- The exercise -
For each line in the data below that holds "januara", return a copy.

^^^^^^^^^^^^^^^^

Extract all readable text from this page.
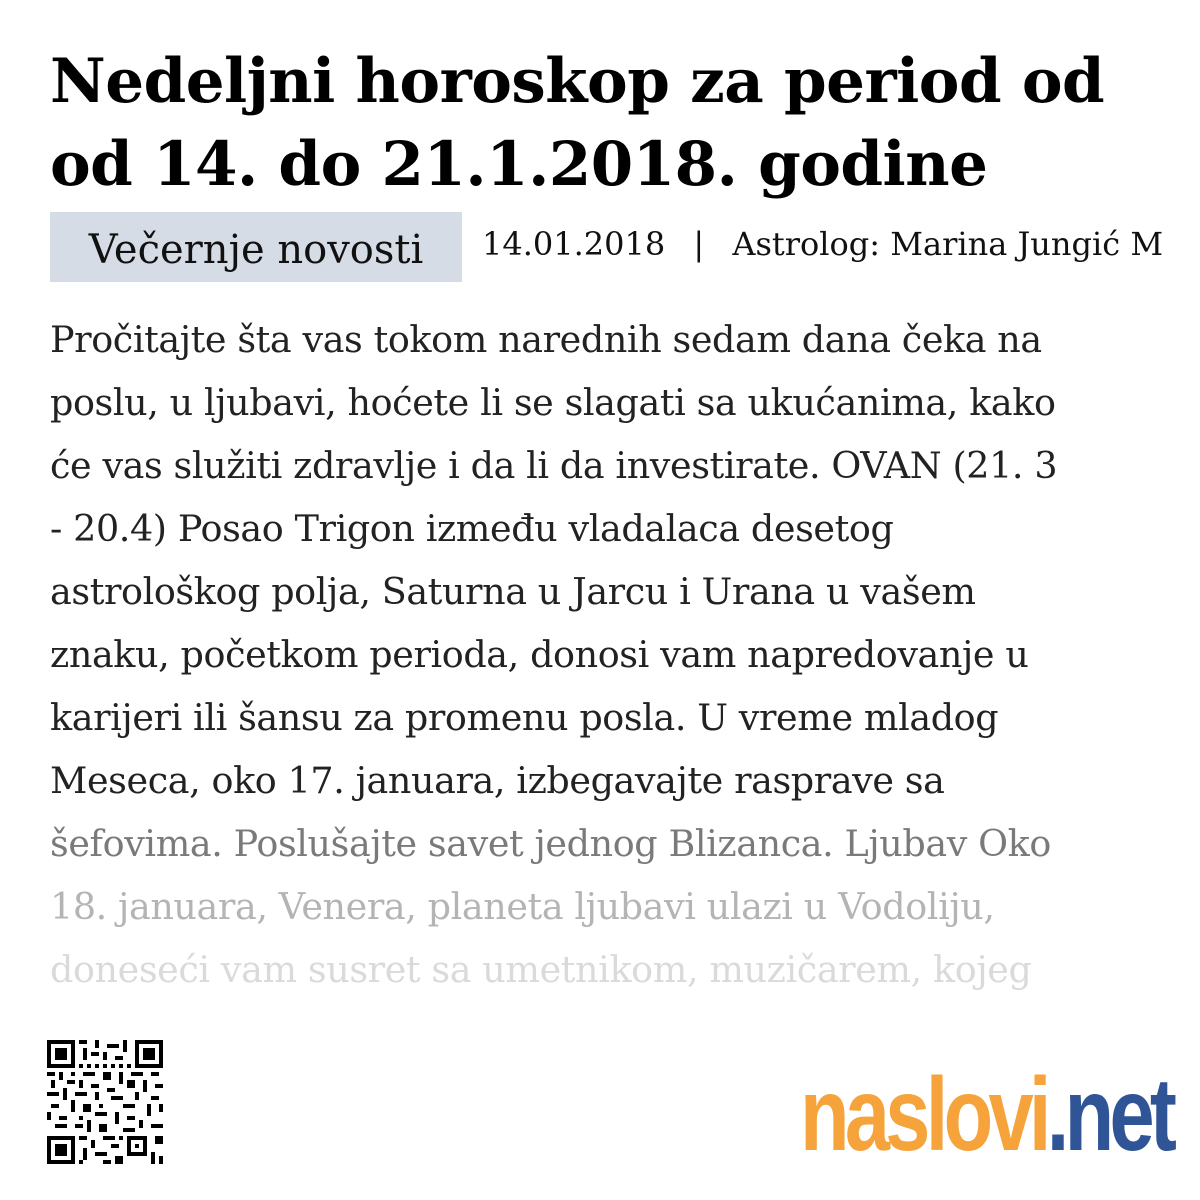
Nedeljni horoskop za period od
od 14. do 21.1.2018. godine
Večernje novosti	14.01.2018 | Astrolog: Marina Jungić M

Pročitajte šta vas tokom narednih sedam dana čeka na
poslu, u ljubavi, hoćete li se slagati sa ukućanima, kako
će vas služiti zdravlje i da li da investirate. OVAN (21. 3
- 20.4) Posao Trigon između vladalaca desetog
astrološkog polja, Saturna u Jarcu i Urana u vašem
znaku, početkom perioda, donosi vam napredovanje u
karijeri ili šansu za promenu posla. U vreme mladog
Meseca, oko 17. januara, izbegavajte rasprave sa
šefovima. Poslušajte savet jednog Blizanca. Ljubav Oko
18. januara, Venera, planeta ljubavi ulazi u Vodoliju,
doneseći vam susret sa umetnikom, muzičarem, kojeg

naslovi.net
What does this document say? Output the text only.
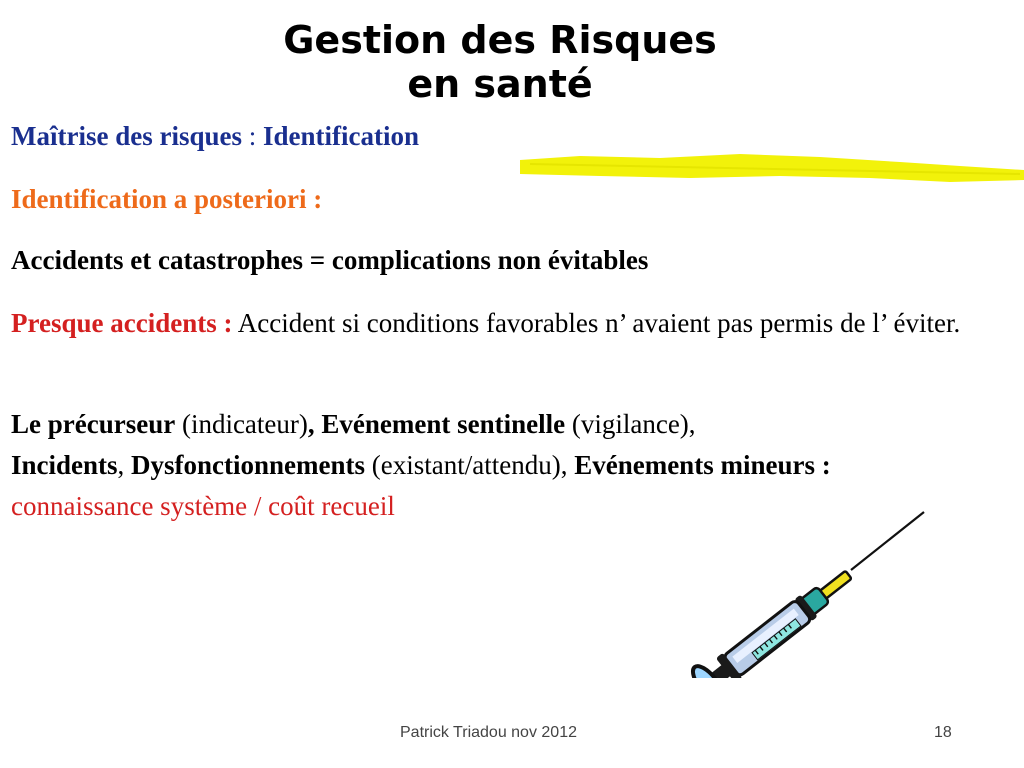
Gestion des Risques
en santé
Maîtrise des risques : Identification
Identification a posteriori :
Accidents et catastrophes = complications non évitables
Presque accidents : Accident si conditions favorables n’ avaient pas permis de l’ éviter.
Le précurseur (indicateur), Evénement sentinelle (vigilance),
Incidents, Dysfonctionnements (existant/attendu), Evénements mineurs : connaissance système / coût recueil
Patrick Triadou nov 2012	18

^^^^^^^^^^^^^^^^

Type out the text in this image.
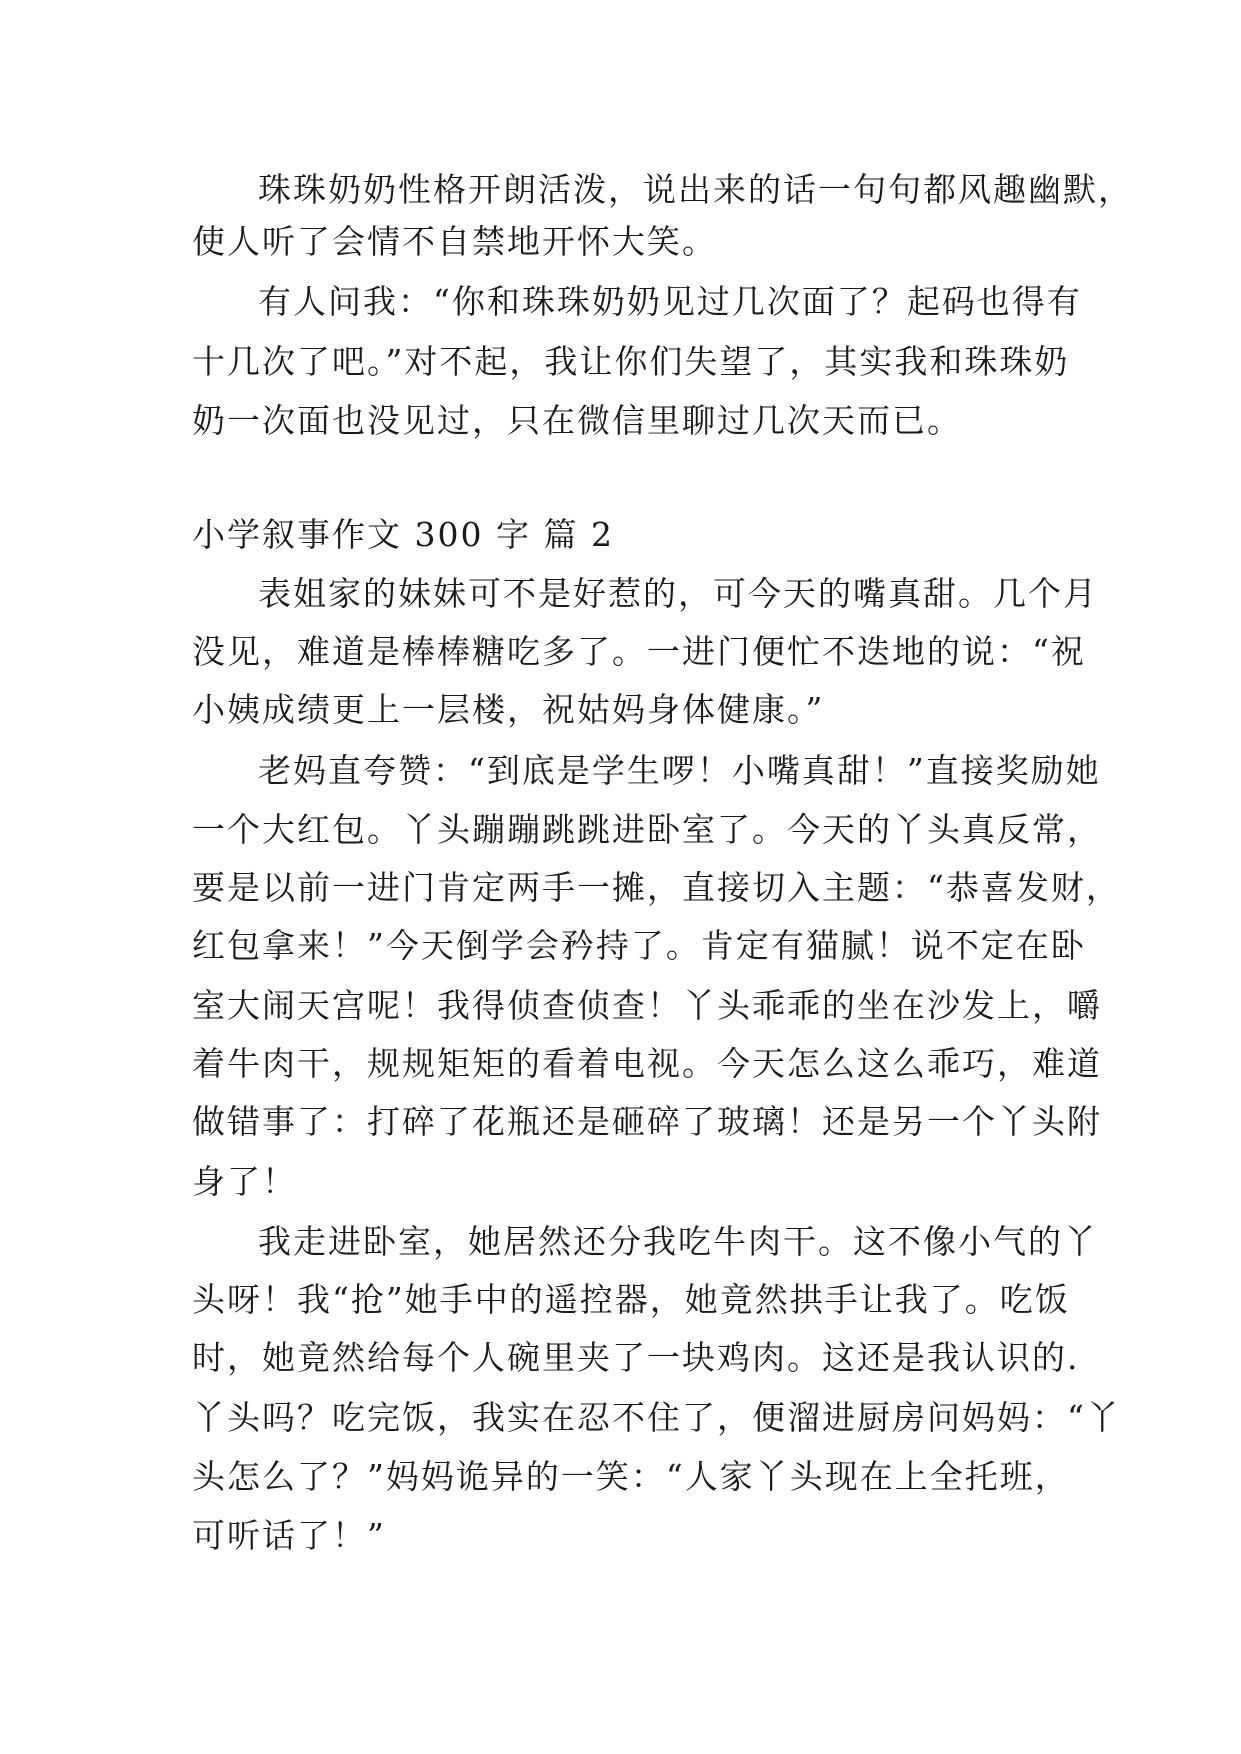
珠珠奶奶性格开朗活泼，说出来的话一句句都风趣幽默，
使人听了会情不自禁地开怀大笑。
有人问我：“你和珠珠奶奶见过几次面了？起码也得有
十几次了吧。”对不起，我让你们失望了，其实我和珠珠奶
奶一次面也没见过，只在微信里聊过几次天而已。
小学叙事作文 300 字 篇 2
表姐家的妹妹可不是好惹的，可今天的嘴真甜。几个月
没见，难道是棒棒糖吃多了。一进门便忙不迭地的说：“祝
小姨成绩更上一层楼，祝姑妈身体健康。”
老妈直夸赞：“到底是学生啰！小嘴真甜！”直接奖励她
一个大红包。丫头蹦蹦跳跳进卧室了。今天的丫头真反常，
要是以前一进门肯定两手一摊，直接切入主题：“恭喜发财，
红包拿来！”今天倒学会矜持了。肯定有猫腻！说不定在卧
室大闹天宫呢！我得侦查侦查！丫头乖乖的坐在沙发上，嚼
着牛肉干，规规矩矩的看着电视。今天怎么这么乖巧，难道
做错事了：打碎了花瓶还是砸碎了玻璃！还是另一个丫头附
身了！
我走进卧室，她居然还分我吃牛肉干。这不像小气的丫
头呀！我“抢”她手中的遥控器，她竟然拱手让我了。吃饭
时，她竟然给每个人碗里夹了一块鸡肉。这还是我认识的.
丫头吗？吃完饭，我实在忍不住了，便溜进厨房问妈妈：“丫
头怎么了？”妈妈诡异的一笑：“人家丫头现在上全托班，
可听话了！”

^^^^^^^^^^^^^^^^

- Output for this exercise -
Meseca, oko 17. januara, izbegavajte rasprave sa
18. januara, Venera, planeta ljubavi ulazi u Vodoliju,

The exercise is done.